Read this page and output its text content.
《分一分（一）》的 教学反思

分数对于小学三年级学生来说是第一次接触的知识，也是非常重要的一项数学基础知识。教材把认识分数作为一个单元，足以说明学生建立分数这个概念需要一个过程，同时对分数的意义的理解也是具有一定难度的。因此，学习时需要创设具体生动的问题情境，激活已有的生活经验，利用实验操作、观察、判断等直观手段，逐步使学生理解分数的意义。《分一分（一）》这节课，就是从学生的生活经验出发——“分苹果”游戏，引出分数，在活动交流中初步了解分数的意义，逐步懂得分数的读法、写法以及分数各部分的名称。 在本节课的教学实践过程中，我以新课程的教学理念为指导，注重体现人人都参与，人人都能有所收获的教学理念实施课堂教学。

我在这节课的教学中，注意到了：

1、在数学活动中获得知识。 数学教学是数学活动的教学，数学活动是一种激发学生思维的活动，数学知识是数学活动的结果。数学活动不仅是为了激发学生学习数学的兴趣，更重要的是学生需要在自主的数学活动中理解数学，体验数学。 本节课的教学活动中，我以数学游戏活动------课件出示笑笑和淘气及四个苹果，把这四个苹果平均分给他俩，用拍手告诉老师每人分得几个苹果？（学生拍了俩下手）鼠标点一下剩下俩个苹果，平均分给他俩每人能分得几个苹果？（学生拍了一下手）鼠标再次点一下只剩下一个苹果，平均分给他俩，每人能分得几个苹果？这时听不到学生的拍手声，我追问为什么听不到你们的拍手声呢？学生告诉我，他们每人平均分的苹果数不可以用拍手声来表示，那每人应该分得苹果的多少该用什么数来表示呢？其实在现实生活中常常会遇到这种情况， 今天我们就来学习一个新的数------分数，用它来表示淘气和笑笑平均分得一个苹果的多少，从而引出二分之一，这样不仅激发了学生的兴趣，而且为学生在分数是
----
REQUEST
Would you reproduce all the entries exactly?

TASK SOLUTION
Read this page and output its text content.
《分一分（一）》的 教学反思

分数对于小学三年级学生来说是第一次接触的知识，也是非常重要的一项数学基础知识。教材把认识分数作为一个单元，足以说明学生建立分数这个概念需要一个过程，同时对分数的意义的理解也是具有一定难度的。因此，学习时需要创设具体生动的问题情境，激活已有的生活经验，利用实验操作、观察、判断等直观手段，逐步使学生理解分数的意义。《分一分（一）》这节课，就是从学生的生活经验出发——“分苹果”游戏，引出分数，在活动交流中初步了解分数的意义，逐步懂得分数的读法、写法以及分数各部分的名称。 在本节课的教学实践过程中，我以新课程的教学理念为指导，注重体现人人都参与，人人都能有所收获的教学理念实施课堂教学。

我在这节课的教学中，注意到了：

1、在数学活动中获得知识。 数学教学是数学活动的教学，数学活动是一种激发学生思维的活动，数学知识是数学活动的结果。数学活动不仅是为了激发学生学习数学的兴趣，更重要的是学生需要在自主的数学活动中理解数学，体验数学。 本节课的教学活动中，我以数学游戏活动------课件出示笑笑和淘气及四个苹果，把这四个苹果平均分给他俩，用拍手告诉老师每人分得几个苹果？（学生拍了俩下手）鼠标点一下剩下俩个苹果，平均分给他俩每人能分得几个苹果？（学生拍了一下手）鼠标再次点一下只剩下一个苹果，平均分给他俩，每人能分得几个苹果？这时听不到学生的拍手声，我追问为什么听不到你们的拍手声呢？学生告诉我，他们每人平均分的苹果数不可以用拍手声来表示，那每人应该分得苹果的多少该用什么数来表示呢？其实在现实生活中常常会遇到这种情况， 今天我们就来学习一个新的数------分数，用它来表示淘气和笑笑平均分得一个苹果的多少，从而引出二分之一，这样不仅激发了学生的兴趣，而且为学生在分数是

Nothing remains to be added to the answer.